▸ Written problem
Reproduce the listing below in full and without alteration, apart from its pictures.

Dataset items:
-------

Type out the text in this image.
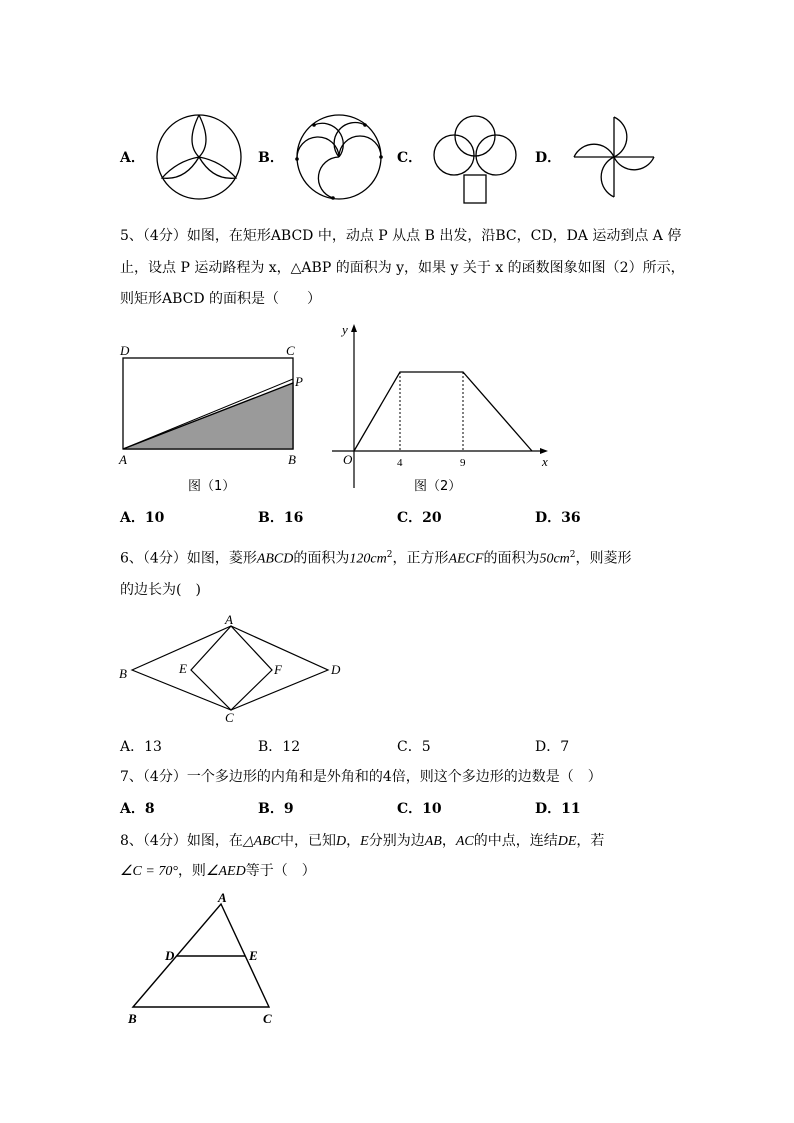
A．	B．	C．	D．
5、（4分）如图，在矩形ABCD 中，动点 P 从点 B 出发，沿BC，CD，DA 运动到点 A 停
止，设点 P 运动路程为 x，△ABP 的面积为 y，如果 y 关于 x 的函数图象如图（2）所示，
则矩形ABCD 的面积是（　　）
D	C
P
A	B
图（1）
y
x
O	4	9
图（2）
A．10	B．16	C．20	D．36
6、（4分）如图，菱形ABCD的面积为$120cm^2$，正方形AECF的面积为$50cm^2$，则菱形
的边长为(　)
A
B	D
C
E	F
A．13	B．12	C．5	D．7
7、（4分）一个多边形的内角和是外角和的4倍，则这个多边形的边数是（　）
A．8	B．9	C．10	D．11
8、（4分）如图，在△ABC中，已知D，E分别为边AB，AC的中点，连结DE，若
∠C = 70°，则∠AED等于（　）
A
D	E
B	C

-------

▸ Exercise solution
Type out the text in this image.
A．	B．	C．	D．
5、（4分）如图，在矩形ABCD 中，动点 P 从点 B 出发，沿BC，CD，DA 运动到点 A 停
止，设点 P 运动路程为 x，△ABP 的面积为 y，如果 y 关于 x 的函数图象如图（2）所示，
则矩形ABCD 的面积是（　　）
D	C
P
A	B
图（1）
y
x
O	4	9
图（2）
A．10	B．16	C．20	D．36
6、（4分）如图，菱形ABCD的面积为$120cm^2$，正方形AECF的面积为$50cm^2$，则菱形
的边长为(　)
A
B	D
C
E	F
A．13	B．12	C．5	D．7
7、（4分）一个多边形的内角和是外角和的4倍，则这个多边形的边数是（　）
A．8	B．9	C．10	D．11
8、（4分）如图，在△ABC中，已知D，E分别为边AB，AC的中点，连结DE，若
∠C = 70°，则∠AED等于（　）
A
D	E
B	C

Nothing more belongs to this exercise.